#### Data provided ####

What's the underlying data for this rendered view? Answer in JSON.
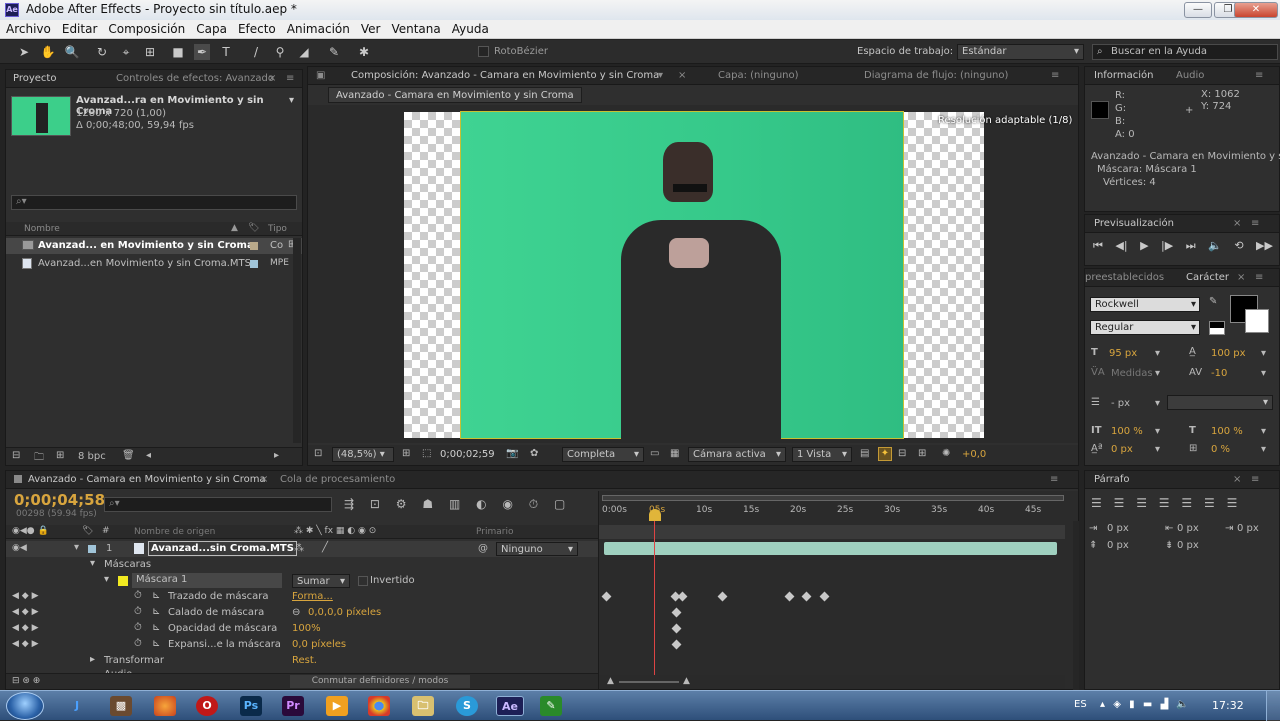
{
  "window": {
    "title": "Adobe After Effects - Proyecto sin título.aep *",
    "app_icon": "Ae"
  },
  "menu": [
    "Archivo",
    "Editar",
    "Composición",
    "Capa",
    "Efecto",
    "Animación",
    "Ver",
    "Ventana",
    "Ayuda"
  ],
  "toolbar": {
    "rotobezier": "RotoBézier",
    "workspace_label": "Espacio de trabajo:",
    "workspace_value": "Estándar",
    "help_placeholder": "Buscar en la Ayuda"
  },
  "project": {
    "tab": "Proyecto",
    "tab2": "Controles de efectos: Avanzado",
    "thumb_name": "Avanzad...ra en Movimiento y sin Croma",
    "thumb_size": "1280 x 720 (1,00)",
    "thumb_duration": "Δ 0;00;48;00, 59,94 fps",
    "col_name": "Nombre",
    "col_type": "Tipo",
    "items": [
      {
        "name": "Avanzad... en Movimiento y sin Croma",
        "type": "Co"
      },
      {
        "name": "Avanzad...en Movimiento y sin Croma.MTS",
        "type": "MPE"
      }
    ],
    "bpc": "8 bpc"
  },
  "comp": {
    "tab": "Composición: Avanzado - Camara en Movimiento y sin Croma",
    "layer_tab": "Capa: (ninguno)",
    "flow_tab": "Diagrama de flujo: (ninguno)",
    "breadcrumb": "Avanzado - Camara en Movimiento y sin Croma",
    "resolution_note": "Resolución adaptable (1/8)",
    "zoom": "(48,5%)",
    "timecode": "0;00;02;59",
    "quality": "Completa",
    "camera": "Cámara activa",
    "views": "1 Vista",
    "exposure": "+0,0"
  },
  "info": {
    "tab": "Información",
    "tab2": "Audio",
    "r": "R:",
    "g": "G:",
    "b": "B:",
    "a": "A:  0",
    "x": "X:  1062",
    "y": "Y:  724",
    "line1": "Avanzado - Camara en Movimiento y sin Croma",
    "line2": "Máscara: Máscara 1",
    "line3": "Vértices: 4"
  },
  "preview": {
    "tab": "Previsualización"
  },
  "character": {
    "tab1": "preestablecidos",
    "tab2": "Carácter",
    "font": "Rockwell",
    "style": "Regular",
    "size": "95 px",
    "leading": "100 px",
    "kerning": "Medidas",
    "tracking": "-10",
    "stroke": "- px",
    "vscale": "100 %",
    "hscale": "100 %",
    "baseline": "0 px",
    "tsume": "0 %"
  },
  "paragraph": {
    "tab": "Párrafo",
    "indent1": "0 px",
    "indent2": "0 px",
    "indent3": "0 px",
    "space1": "0 px",
    "space2": "0 px"
  },
  "timeline": {
    "tab": "Avanzado - Camara en Movimiento y sin Croma",
    "tab2": "Cola de procesamiento",
    "timecode": "0;00;04;58",
    "frames": "00298 (59.94 fps)",
    "col_source": "Nombre de origen",
    "col_parent": "Primario",
    "ruler": [
      "0:00s",
      "05s",
      "10s",
      "15s",
      "20s",
      "25s",
      "30s",
      "35s",
      "40s",
      "45s"
    ],
    "layer": {
      "num": "1",
      "name": "Avanzad...sin Croma.MTS",
      "parent": "Ninguno"
    },
    "masks_label": "Máscaras",
    "mask_name": "Máscara 1",
    "mask_mode": "Sumar",
    "mask_inverted": "Invertido",
    "props": [
      {
        "name": "Trazado de máscara",
        "value": "Forma..."
      },
      {
        "name": "Calado de máscara",
        "value": "0,0,0,0  píxeles"
      },
      {
        "name": "Opacidad de máscara",
        "value": "100%"
      },
      {
        "name": "Expansi...e la máscara",
        "value": "0,0  píxeles"
      }
    ],
    "transform": "Transformar",
    "transform_value": "Rest.",
    "audio": "Audio",
    "toggle": "Conmutar definidores / modos"
  },
  "taskbar": {
    "lang": "ES",
    "time": "17:32"
  }
}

####

**What the task requires:**
Copy the material shown above in full and exactly. Skip the pictures.

**Answer for the task:**
What's the underlying data for this rendered view? Answer in JSON.
{
  "window": {
    "title": "Adobe After Effects - Proyecto sin título.aep *",
    "app_icon": "Ae"
  },
  "menu": [
    "Archivo",
    "Editar",
    "Composición",
    "Capa",
    "Efecto",
    "Animación",
    "Ver",
    "Ventana",
    "Ayuda"
  ],
  "toolbar": {
    "rotobezier": "RotoBézier",
    "workspace_label": "Espacio de trabajo:",
    "workspace_value": "Estándar",
    "help_placeholder": "Buscar en la Ayuda"
  },
  "project": {
    "tab": "Proyecto",
    "tab2": "Controles de efectos: Avanzado",
    "thumb_name": "Avanzad...ra en Movimiento y sin Croma",
    "thumb_size": "1280 x 720 (1,00)",
    "thumb_duration": "Δ 0;00;48;00, 59,94 fps",
    "col_name": "Nombre",
    "col_type": "Tipo",
    "items": [
      {
        "name": "Avanzad... en Movimiento y sin Croma",
        "type": "Co"
      },
      {
        "name": "Avanzad...en Movimiento y sin Croma.MTS",
        "type": "MPE"
      }
    ],
    "bpc": "8 bpc"
  },
  "comp": {
    "tab": "Composición: Avanzado - Camara en Movimiento y sin Croma",
    "layer_tab": "Capa: (ninguno)",
    "flow_tab": "Diagrama de flujo: (ninguno)",
    "breadcrumb": "Avanzado - Camara en Movimiento y sin Croma",
    "resolution_note": "Resolución adaptable (1/8)",
    "zoom": "(48,5%)",
    "timecode": "0;00;02;59",
    "quality": "Completa",
    "camera": "Cámara activa",
    "views": "1 Vista",
    "exposure": "+0,0"
  },
  "info": {
    "tab": "Información",
    "tab2": "Audio",
    "r": "R:",
    "g": "G:",
    "b": "B:",
    "a": "A:  0",
    "x": "X:  1062",
    "y": "Y:  724",
    "line1": "Avanzado - Camara en Movimiento y sin Croma",
    "line2": "Máscara: Máscara 1",
    "line3": "Vértices: 4"
  },
  "preview": {
    "tab": "Previsualización"
  },
  "character": {
    "tab1": "preestablecidos",
    "tab2": "Carácter",
    "font": "Rockwell",
    "style": "Regular",
    "size": "95 px",
    "leading": "100 px",
    "kerning": "Medidas",
    "tracking": "-10",
    "stroke": "- px",
    "vscale": "100 %",
    "hscale": "100 %",
    "baseline": "0 px",
    "tsume": "0 %"
  },
  "paragraph": {
    "tab": "Párrafo",
    "indent1": "0 px",
    "indent2": "0 px",
    "indent3": "0 px",
    "space1": "0 px",
    "space2": "0 px"
  },
  "timeline": {
    "tab": "Avanzado - Camara en Movimiento y sin Croma",
    "tab2": "Cola de procesamiento",
    "timecode": "0;00;04;58",
    "frames": "00298 (59.94 fps)",
    "col_source": "Nombre de origen",
    "col_parent": "Primario",
    "ruler": [
      "0:00s",
      "05s",
      "10s",
      "15s",
      "20s",
      "25s",
      "30s",
      "35s",
      "40s",
      "45s"
    ],
    "layer": {
      "num": "1",
      "name": "Avanzad...sin Croma.MTS",
      "parent": "Ninguno"
    },
    "masks_label": "Máscaras",
    "mask_name": "Máscara 1",
    "mask_mode": "Sumar",
    "mask_inverted": "Invertido",
    "props": [
      {
        "name": "Trazado de máscara",
        "value": "Forma..."
      },
      {
        "name": "Calado de máscara",
        "value": "0,0,0,0  píxeles"
      },
      {
        "name": "Opacidad de máscara",
        "value": "100%"
      },
      {
        "name": "Expansi...e la máscara",
        "value": "0,0  píxeles"
      }
    ],
    "transform": "Transformar",
    "transform_value": "Rest.",
    "audio": "Audio",
    "toggle": "Conmutar definidores / modos"
  },
  "taskbar": {
    "lang": "ES",
    "time": "17:32"
  }
}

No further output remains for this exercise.